### Vorliegender Text
※ ※ ※

Gehalten
in Bochum Christuskirche am Sonntag Laetare, 21.3. 1982
Paulus
ist im Gefängnis in Ephesus im Jahre 55 unserer Zeitrechnung.
(Deichmann,
Licht vom Osten) Der Philipperbrief kann gegliedert werden in 3
Schwerpunkt-Teile:
einen Dankbrief, danach einen Freudenbrief, später eine
Polemik. Die Gemeinde
in Philippi hat Paulus auf der zweiten Missionsreise 49 nach Christus
gegründet. Es ist nach Apostelgeschichte 16 die erste
Gemeinde, die Paulus
gegründet hat. Der Prozeß gegen Paulus in Ephesus
kann mit dem Todesurteil
enden. Als Christ sitzt er im Gefängnis. Christsein ist
kriminell in dieser
Welt. Das Leiden der Christen überzeugt die anderen. Das
Leiden der Christen
für die Sache Christi ist ihre Verkündigung. Wie
verkündigen wir die frohe
Botschaft von der Liebe Gottes zu uns, vom Tod Gottes um unseres Lebens
Willen,
von der Befreiung zum richtigen Leben, das mehr ist als Arbeit und Geld
verdienen, und die frohe Botschaft für die Trostlosen, die
Hungrigen, die Traurigen,
die Gefolterten, die Kargen: daß ihr Elend nicht ewig ist,
daß die
Gerechtigkeit durch Gott in die Welt kommt, daß Gott am Ende
abwischen wird
alle Tränen. Wie verkündigen wir das Evangelium?
Durch unser Leiden? Was leiden
wir denn? Müssen wir wegen unserer Verkündigung
leiden? Warum verkündigen wir
die frohe Botschaft? Weil wir gerne anders sein wollen als der
Bundesdurchschnitt? Um uns zu profilieren? Aus Streitsucht? Aus Liebe
zu
Christus? Aus Liebe zu den Menschen, die traurig sind? Um Geld zu
verdienen? Um
unsere eigene tiefe Traurigkeit zu verdrängen, indem wir sie
anderen Menschen
auszureden versuchen? Warum verkündigen wir Christus als
unsere Freiheit, unser
Lebensziel? Es gibt eine Ansteckung, eine Berufung, es treibt uns,
Freude zu
machen. Egal, warum und wie Christus verkündigt wird:
Hauptsache ist, die
Botschaft von der Befreiung zum Leben durch Christus geht durch die
Welt.

※ ※ ※

### Datenauszug
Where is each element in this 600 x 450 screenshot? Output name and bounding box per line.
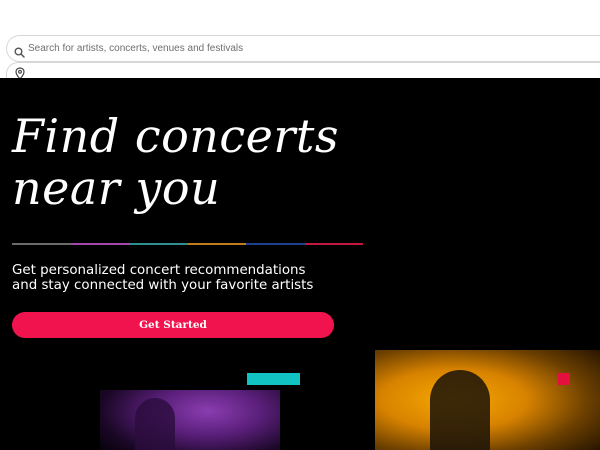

※ ※ ※

### Zu bearbeitende Aufgaben
a) Erläutern Sie in einem bis drei Sätzen, weshalb Paulus nach der Predigt zum Philipperbrief in Ephesus im Gefängnis sitzt.
b) Führen Sie die Predigt zum Philipperbrief im gleichen Ton weiter, beginnend nach ihrem letzten Satz.

### Lösungen
a) Paulus sitzt im Gefängnis, weil er Christ ist. Christsein gilt nach der Predigt in dieser Welt als kriminell. Der Prozess gegen ihn kann deshalb mit dem Todesurteil enden.

b)
Gerade
durch die Schande des Gerichtsverfahrens, wo Paulus auf den Geist
Christi angewiesen ist, der ihm sagt, was er sagen soll vor den
Richtern, wird
die Botschaft öffentlich gemacht. Christus wird durch die
Leiden des Paulus
verdeutlicht. Der Gott, der ans Kreuz sich schlagen ließ von
Menschen, der
nichts tat, um sich zu wehren, der Gott, der ohnmächtig und
gottverlassen
starb, der für uns, für die Heilung der Kranken, die
Sättigung der Hungrigen,
den Trost der Mühseligen und Beladenen starb, dieser Gott wird
sichtbar in den
Leiden Christi, diesen Gott verkündigt unser Leiden, wo es um
der Liebe und
Gerechtigkeit willen entsteht.
Die
Macht Gottes zeigt sich für uns nur in dieser Ohnmacht des
Gekreuzigten, in der Verkanntheit des Apostels, in der Unkenntlichkeit.
Die
Herrlichkeit dieses Gottes ist für uns nur inkognito,
verborgen erkennbar.
Die
Herrlichkeit Gottes wird glaubhaft und erkennbar an der
Ärmlichkeit
der Kirche. Wenn die Macht, das Geld der Kirche am Ende ist,
fängt die Macht
Gottes an zu wirken: so war es bei der Bekennenden Kirche. Die
realisierte
Schwäche, die realisierte Gewaltlosigkeit der Christen ist
für alle Welt
sichtbares Zeichen der Macht, der realen Macht Gottes. Wo wir
versuchen, so zu
sein wie Gott, vernebeln wir, wie Gott ist, vernebeln das Paradox des
Glaubens.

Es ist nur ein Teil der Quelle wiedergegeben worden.